子育て世代の声から生まれた全天候型施設
子育て中の親子をサポートする「地域子育て支援拠点」の数が全国1位の新潟県。テーマパークや大型公園、キャンプ場やスキー場など、こども連れでお出かけできるスポットが数多くあります。一方で、近年では雨や雪の日に限らず、夏日の増加による熱中症のリスクから、天候に左右されない屋内型遊戯施設の需要が高まっています。
ものづくりの町として知られる燕市では、子育て世代を対象に行ったアンケートの結果を受け「屋内こども遊戯施設」の建設が決まり、2025年9月6日 に〈うさぎもちハレラテつばめ〉をグランドオープンしました。0歳から12歳のこどもがたくさん動いて遊び、学ぶための工夫が詰まった〈うさぎもちハレラテつばめ〉は、週末になると予約で埋まってしまうほど人気です。

上越新幹線「燕三条駅」から車で6分ほどの場所にある〈うさぎもちハレラテつばめ〉は、完全屋内型のこどもの遊び場です。天候に左右されず思いきり体を動かして遊べるのが特徴で、大型のトランポリンやアスレチックのほか、こどもたちの年齢や発達・興味に応じて選択できる遊具があります。

* * * * * * * * *

### やること
[1] 燕市のこども遊び場の文章から、「子育て世代の声から生まれた全天候型施設」から「施設の需要が高まっています。」までを一字一句変えずに書き写してください。
[2] 燕市の屋内こども遊び場の文章を、最後の文の次から書き継いでください。

### 資料データ

* * * * * * * * *

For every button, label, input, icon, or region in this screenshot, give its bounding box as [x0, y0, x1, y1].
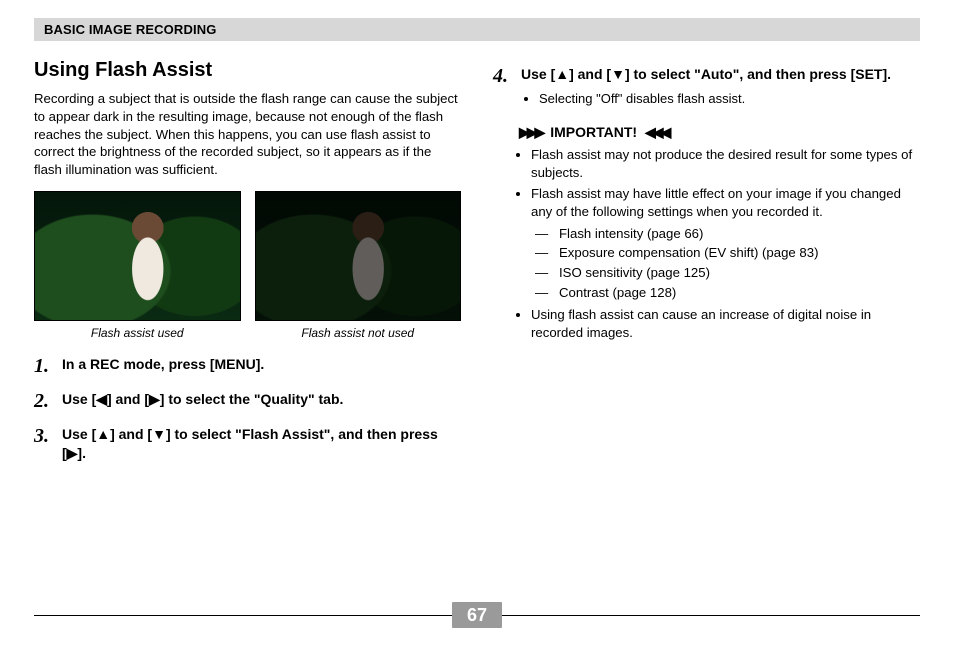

* * * * * * * * *

### 最終結果
[1]
子育て世代の声から生まれた全天候型施設
子育て中の親子をサポートする「地域子育て支援拠点」の数が全国1位の新潟県。テーマパークや大型公園、キャンプ場やスキー場など、こども連れでお出かけできるスポットが数多くあります。一方で、近年では雨や雪の日に限らず、夏日の増加による熱中症のリスクから、天候に左右されない屋内型遊戯施設の需要が高まっています。

[2]
1階と2階からなる施設の収容人数は220人で、平日は午前と午後、土・日曜・祝日は1時間半ごとの入れ替え制。専用Webサイトから事前予約が可能で、燕市民は利用料金が無料だというから驚きです。また、燕市外の方でも、こども400円、大人300円と良心的な価格設定です。

「ハレラテ」という名称には、「雨の日も、雪の日も、猛暑の日も、ここに来ればいつも晴れている」、そして「こどもも大人も楽しめて、気分が晴れる場所」 というふたつの意味が込められています。また、こどもたちや若い保護者の方にも方言が親しみやすく感じられるように、燕市の方言で「〜だよ」を意味する「〜らて」が使われているそうです。
3つの広場で、各年齢に適した遊び方を実現
1階は「よちよちひろば」「すくすくひろば」「わいわいひろば」という3つの広場からなり、各広場は主な対象年齢が決まっていて、各年齢に合った遊びが楽しめるようになっています。

0~2歳が主な対象の「よちよちひろば」では、緩やかな滑り台やはいはい用のスペースがあり、いろいろなおもちゃが置いてあります。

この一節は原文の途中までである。